Given exercise: Only the lines from the one containing "Convert this screenshot" to the end of the records should be written out, exactly and with both ends included; pictures are excluded.

Entries:
[BEGIN]

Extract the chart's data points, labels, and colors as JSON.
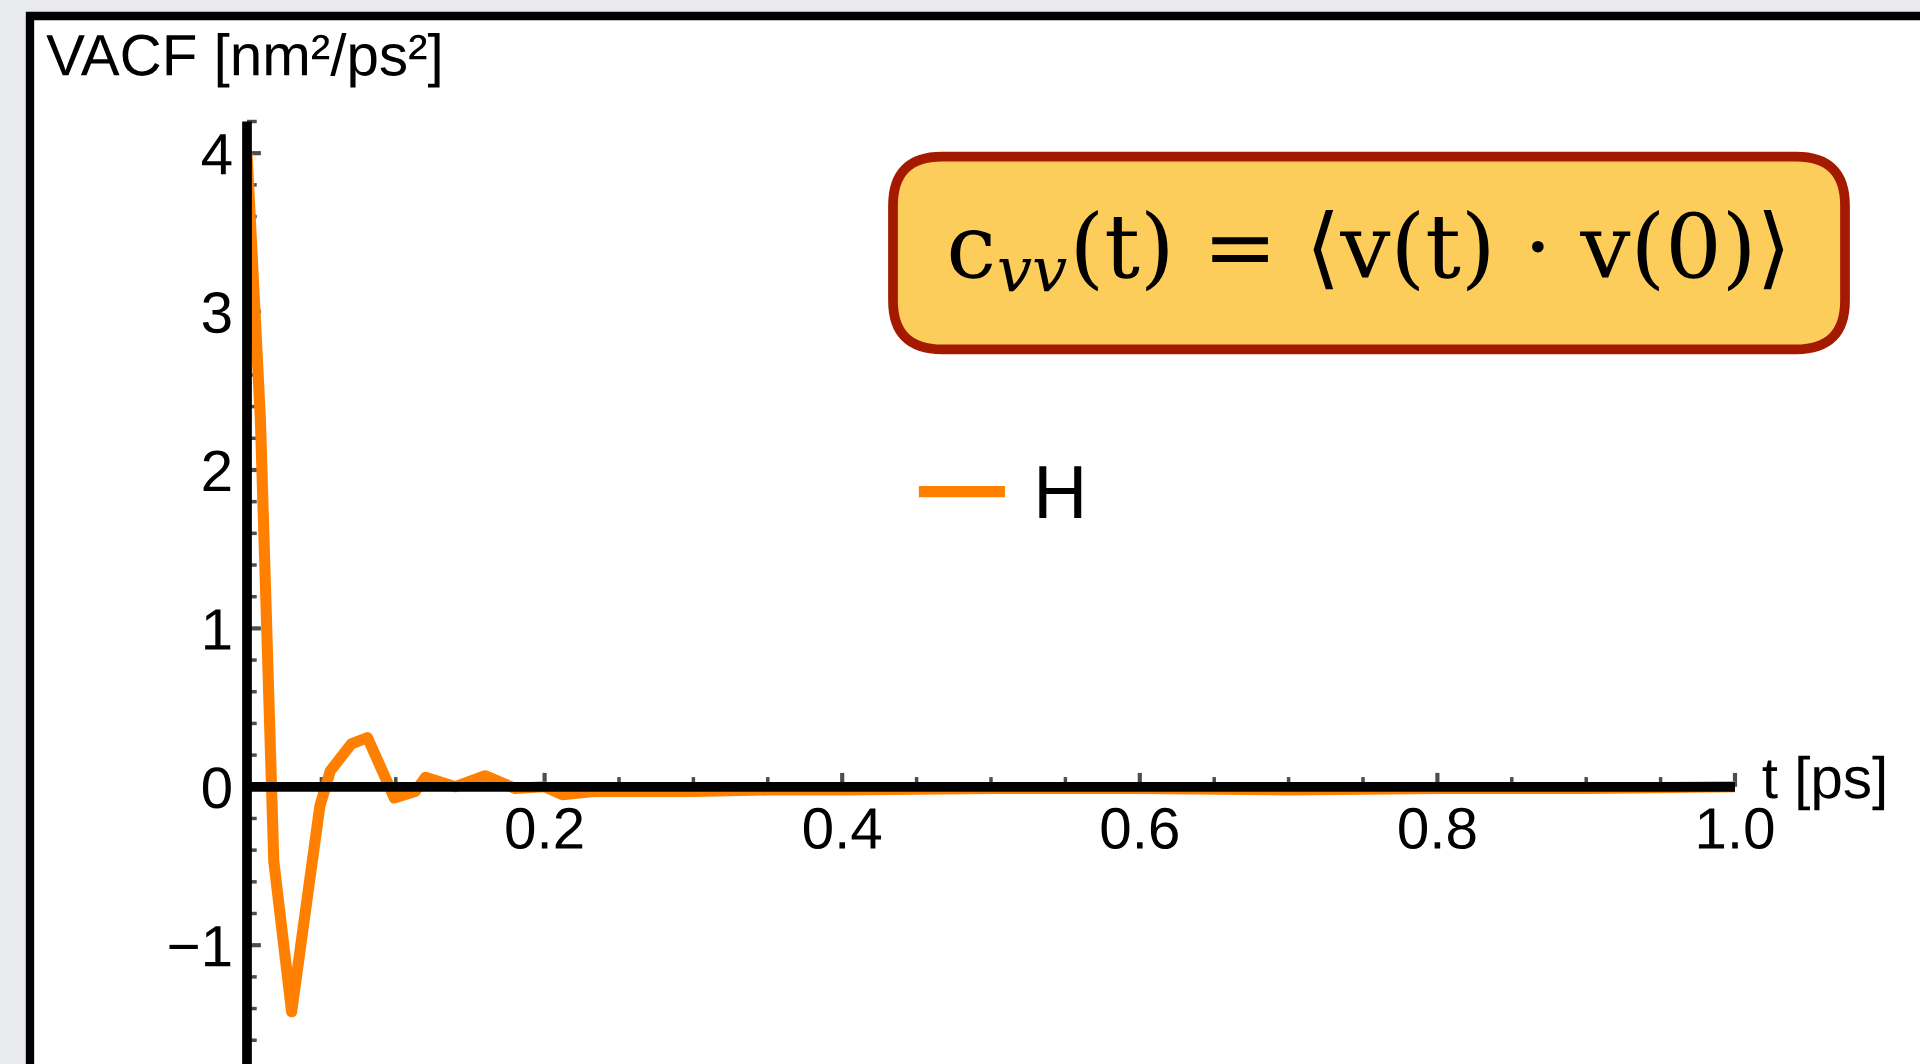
{
  "chart_data": {
    "type": "line",
    "xlabel": "t [ps]",
    "ylabel": "VACF [nm²/ps²]",
    "annotations": [
      "c$_{vv}$(t) = ⟨v(t) · v(0)⟩"
    ],
    "x": [
      0,
      0.009,
      0.018,
      0.03,
      0.049,
      0.056,
      0.07,
      0.081,
      0.099,
      0.113,
      0.12,
      0.14,
      0.16,
      0.18,
      0.2,
      0.212,
      0.233,
      0.26,
      0.3,
      0.35,
      0.4,
      0.5,
      0.6,
      0.7,
      0.8,
      0.9,
      1.0
    ],
    "series": [
      {
        "name": "H",
        "color": "#ff8000",
        "values": [
          4.0,
          2.32,
          -0.47,
          -1.42,
          -0.12,
          0.1,
          0.27,
          0.31,
          -0.07,
          -0.03,
          0.06,
          0.0,
          0.07,
          -0.01,
          0.0,
          -0.05,
          -0.03,
          -0.03,
          -0.03,
          -0.02,
          -0.02,
          -0.01,
          -0.01,
          -0.02,
          -0.01,
          -0.01,
          0.0
        ]
      }
    ],
    "xlim": [
      0,
      1.0
    ],
    "ylim": [
      -1.75,
      4.2
    ],
    "xticks": [
      {
        "value": 0.05,
        "label": null
      },
      {
        "value": 0.1,
        "label": null
      },
      {
        "value": 0.15,
        "label": null
      },
      0.2,
      {
        "value": 0.25,
        "label": null
      },
      {
        "value": 0.3,
        "label": null
      },
      {
        "value": 0.35,
        "label": null
      },
      0.4,
      {
        "value": 0.45,
        "label": null
      },
      {
        "value": 0.5,
        "label": null
      },
      {
        "value": 0.55,
        "label": null
      },
      0.6,
      {
        "value": 0.65,
        "label": null
      },
      {
        "value": 0.7,
        "label": null
      },
      {
        "value": 0.75,
        "label": null
      },
      0.8,
      {
        "value": 0.85,
        "label": null
      },
      {
        "value": 0.9,
        "label": null
      },
      {
        "value": 0.95,
        "label": null
      },
      {
        "value": 1,
        "label": "1.0"
      }
    ],
    "yticks": [
      {
        "value": -1.6,
        "label": null
      },
      {
        "value": -1.4,
        "label": null
      },
      {
        "value": -1.2,
        "label": null
      },
      {
        "value": -1,
        "label": "−1"
      },
      {
        "value": -0.8,
        "label": null
      },
      {
        "value": -0.6,
        "label": null
      },
      {
        "value": -0.4,
        "label": null
      },
      {
        "value": -0.2,
        "label": null
      },
      0,
      {
        "value": 0.2,
        "label": null
      },
      {
        "value": 0.4,
        "label": null
      },
      {
        "value": 0.6,
        "label": null
      },
      {
        "value": 0.8,
        "label": null
      },
      1,
      {
        "value": 1.2,
        "label": null
      },
      {
        "value": 1.4,
        "label": null
      },
      {
        "value": 1.6,
        "label": null
      },
      {
        "value": 1.8,
        "label": null
      },
      2,
      {
        "value": 2.2,
        "label": null
      },
      {
        "value": 2.4,
        "label": null
      },
      {
        "value": 2.6,
        "label": null
      },
      {
        "value": 2.8,
        "label": null
      },
      3,
      {
        "value": 3.2,
        "label": null
      },
      {
        "value": 3.4,
        "label": null
      },
      {
        "value": 3.6,
        "label": null
      },
      {
        "value": 3.8,
        "label": null
      },
      4,
      {
        "value": 4.2,
        "label": null
      }
    ],
    "legend": "center"
  }
}
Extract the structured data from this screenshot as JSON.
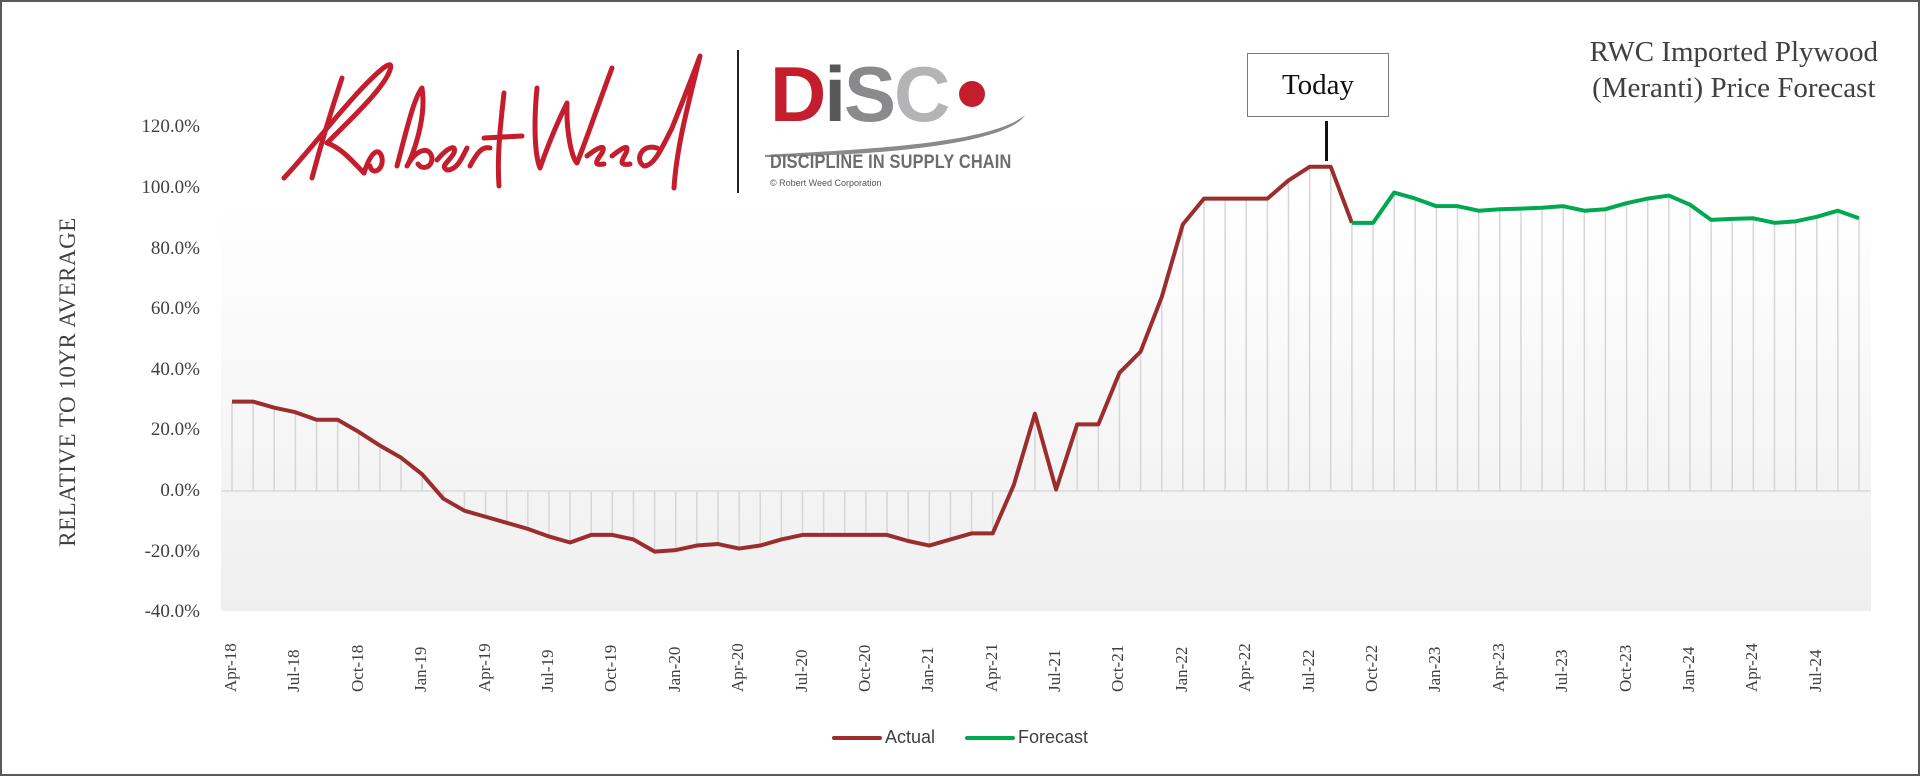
{
  "chart_data": {
    "type": "line",
    "title": "RWC Imported Plywood (Meranti) Price Forecast",
    "title_lines": [
      "RWC Imported Plywood",
      "(Meranti) Price Forecast"
    ],
    "xlabel": "",
    "ylabel": "RELATIVE TO 10YR AVERAGE",
    "ylim": [
      -40,
      120
    ],
    "yticks": [
      "120.0%",
      "100.0%",
      "80.0%",
      "60.0%",
      "40.0%",
      "20.0%",
      "0.0%",
      "-20.0%",
      "-40.0%"
    ],
    "ytick_values": [
      120,
      100,
      80,
      60,
      40,
      20,
      0,
      -20,
      -40
    ],
    "xtick_labels": [
      "Apr-18",
      "Jul-18",
      "Oct-18",
      "Jan-19",
      "Apr-19",
      "Jul-19",
      "Oct-19",
      "Jan-20",
      "Apr-20",
      "Jul-20",
      "Oct-20",
      "Jan-21",
      "Apr-21",
      "Jul-21",
      "Oct-21",
      "Jan-22",
      "Apr-22",
      "Jul-22",
      "Oct-22",
      "Jan-23",
      "Apr-23",
      "Jul-23",
      "Oct-23",
      "Jan-24",
      "Apr-24",
      "Jul-24"
    ],
    "grid": "vertical drop lines to zero per point",
    "legend_position": "bottom",
    "annotation": "Today",
    "annotation_at": "Aug-22",
    "series": [
      {
        "name": "Actual",
        "color": "#9b2d2d",
        "start": "Apr-18",
        "values": [
          29.5,
          29.5,
          27.5,
          26,
          23.5,
          23.5,
          19.5,
          15,
          11,
          5.5,
          -2.5,
          -6.5,
          -8.5,
          -10.5,
          -12.5,
          -15,
          -17,
          -14.5,
          -14.5,
          -16,
          -20,
          -19.5,
          -18,
          -17.5,
          -19,
          -18,
          -16,
          -14.5,
          -14.5,
          -14.5,
          -14.5,
          -14.5,
          -16.5,
          -18,
          -16,
          -14,
          -14,
          2,
          25.5,
          0.5,
          22,
          22,
          39,
          46,
          64,
          88,
          96.5,
          96.5,
          96.5,
          96.5,
          102.5,
          107,
          107,
          88.5
        ]
      },
      {
        "name": "Forecast",
        "color": "#00a84f",
        "start": "Sep-22",
        "values": [
          88.5,
          88.5,
          98.5,
          96.5,
          94,
          94,
          92.5,
          93,
          93.2,
          93.5,
          94,
          92.5,
          93,
          95,
          96.5,
          97.5,
          94.5,
          89.5,
          89.8,
          90,
          88.5,
          89,
          90.5,
          92.5,
          90
        ]
      }
    ]
  },
  "header": {
    "logo_script": "Robert Weed",
    "disc_letters": [
      "D",
      "i",
      "S",
      "C"
    ],
    "disc_tagline": "DISCIPLINE IN SUPPLY CHAIN",
    "disc_copyright": "© Robert Weed Corporation"
  },
  "annotation": {
    "today_label": "Today"
  },
  "legend": {
    "items": [
      {
        "label": "Actual",
        "color": "#9b2d2d"
      },
      {
        "label": "Forecast",
        "color": "#00a84f"
      }
    ]
  },
  "colors": {
    "brand_red": "#c41e2e",
    "disc_dark": "#58585a",
    "disc_mid": "#8a8a8c",
    "disc_light": "#b4b4b6"
  }
}
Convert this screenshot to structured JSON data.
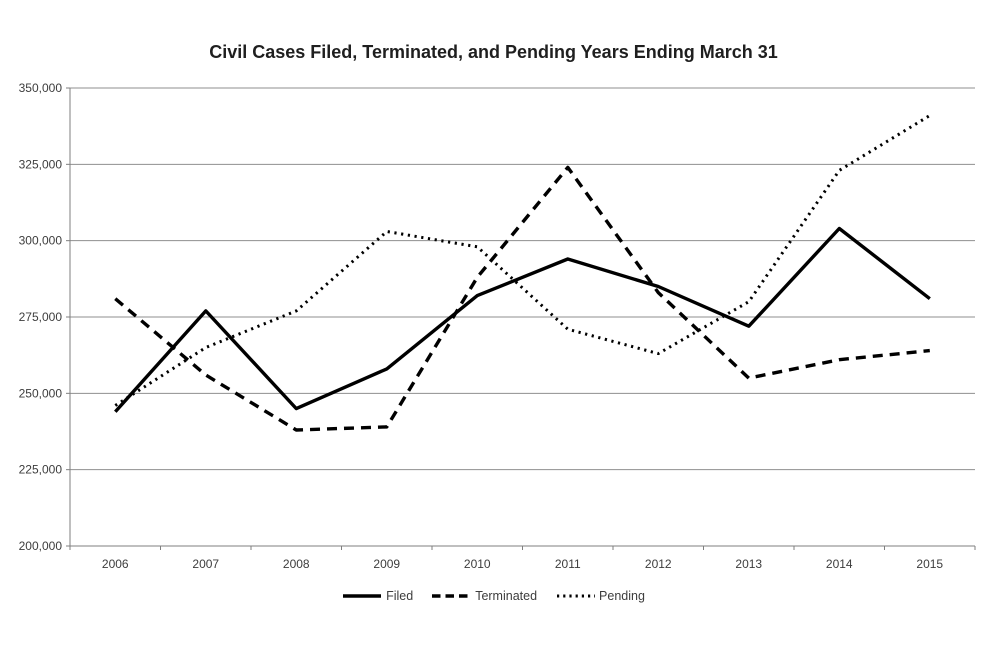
{
  "title": "Civil Cases Filed, Terminated, and Pending Years Ending March 31",
  "chart_data": {
    "type": "line",
    "categories": [
      "2006",
      "2007",
      "2008",
      "2009",
      "2010",
      "2011",
      "2012",
      "2013",
      "2014",
      "2015"
    ],
    "series": [
      {
        "name": "Filed",
        "style": "solid",
        "values": [
          244000,
          277000,
          245000,
          258000,
          282000,
          294000,
          285000,
          272000,
          304000,
          281000
        ]
      },
      {
        "name": "Terminated",
        "style": "dashed",
        "values": [
          281000,
          256000,
          238000,
          239000,
          288000,
          324000,
          283000,
          255000,
          261000,
          264000
        ]
      },
      {
        "name": "Pending",
        "style": "dotted",
        "values": [
          246000,
          265000,
          277000,
          303000,
          298000,
          271000,
          263000,
          280000,
          323000,
          341000
        ]
      }
    ],
    "title": "Civil Cases Filed, Terminated, and Pending Years Ending March 31",
    "xlabel": "",
    "ylabel": "",
    "ylim": [
      200000,
      350000
    ],
    "ytick_step": 25000,
    "ytick_labels": [
      "200,000",
      "225,000",
      "250,000",
      "275,000",
      "300,000",
      "325,000",
      "350,000"
    ],
    "grid": "horizontal",
    "legend_position": "bottom",
    "legend_entries": [
      "Filed",
      "Terminated",
      "Pending"
    ]
  },
  "colors": {
    "series_line": "#000000",
    "gridline": "#8f8f8f",
    "axis": "#7f7f7f",
    "tick_text": "#3d3d3d",
    "title_text": "#1f1f1f",
    "background": "#ffffff"
  }
}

[END]

Solution to the problem:
Convert this screenshot to structured JSON data.
{
  "title": "Civil Cases Filed, Terminated, and Pending Years Ending March 31",
  "chart_data": {
    "type": "line",
    "categories": [
      "2006",
      "2007",
      "2008",
      "2009",
      "2010",
      "2011",
      "2012",
      "2013",
      "2014",
      "2015"
    ],
    "series": [
      {
        "name": "Filed",
        "style": "solid",
        "values": [
          244000,
          277000,
          245000,
          258000,
          282000,
          294000,
          285000,
          272000,
          304000,
          281000
        ]
      },
      {
        "name": "Terminated",
        "style": "dashed",
        "values": [
          281000,
          256000,
          238000,
          239000,
          288000,
          324000,
          283000,
          255000,
          261000,
          264000
        ]
      },
      {
        "name": "Pending",
        "style": "dotted",
        "values": [
          246000,
          265000,
          277000,
          303000,
          298000,
          271000,
          263000,
          280000,
          323000,
          341000
        ]
      }
    ],
    "title": "Civil Cases Filed, Terminated, and Pending Years Ending March 31",
    "xlabel": "",
    "ylabel": "",
    "ylim": [
      200000,
      350000
    ],
    "ytick_step": 25000,
    "ytick_labels": [
      "200,000",
      "225,000",
      "250,000",
      "275,000",
      "300,000",
      "325,000",
      "350,000"
    ],
    "grid": "horizontal",
    "legend_position": "bottom",
    "legend_entries": [
      "Filed",
      "Terminated",
      "Pending"
    ]
  },
  "colors": {
    "series_line": "#000000",
    "gridline": "#8f8f8f",
    "axis": "#7f7f7f",
    "tick_text": "#3d3d3d",
    "title_text": "#1f1f1f",
    "background": "#ffffff"
  }
}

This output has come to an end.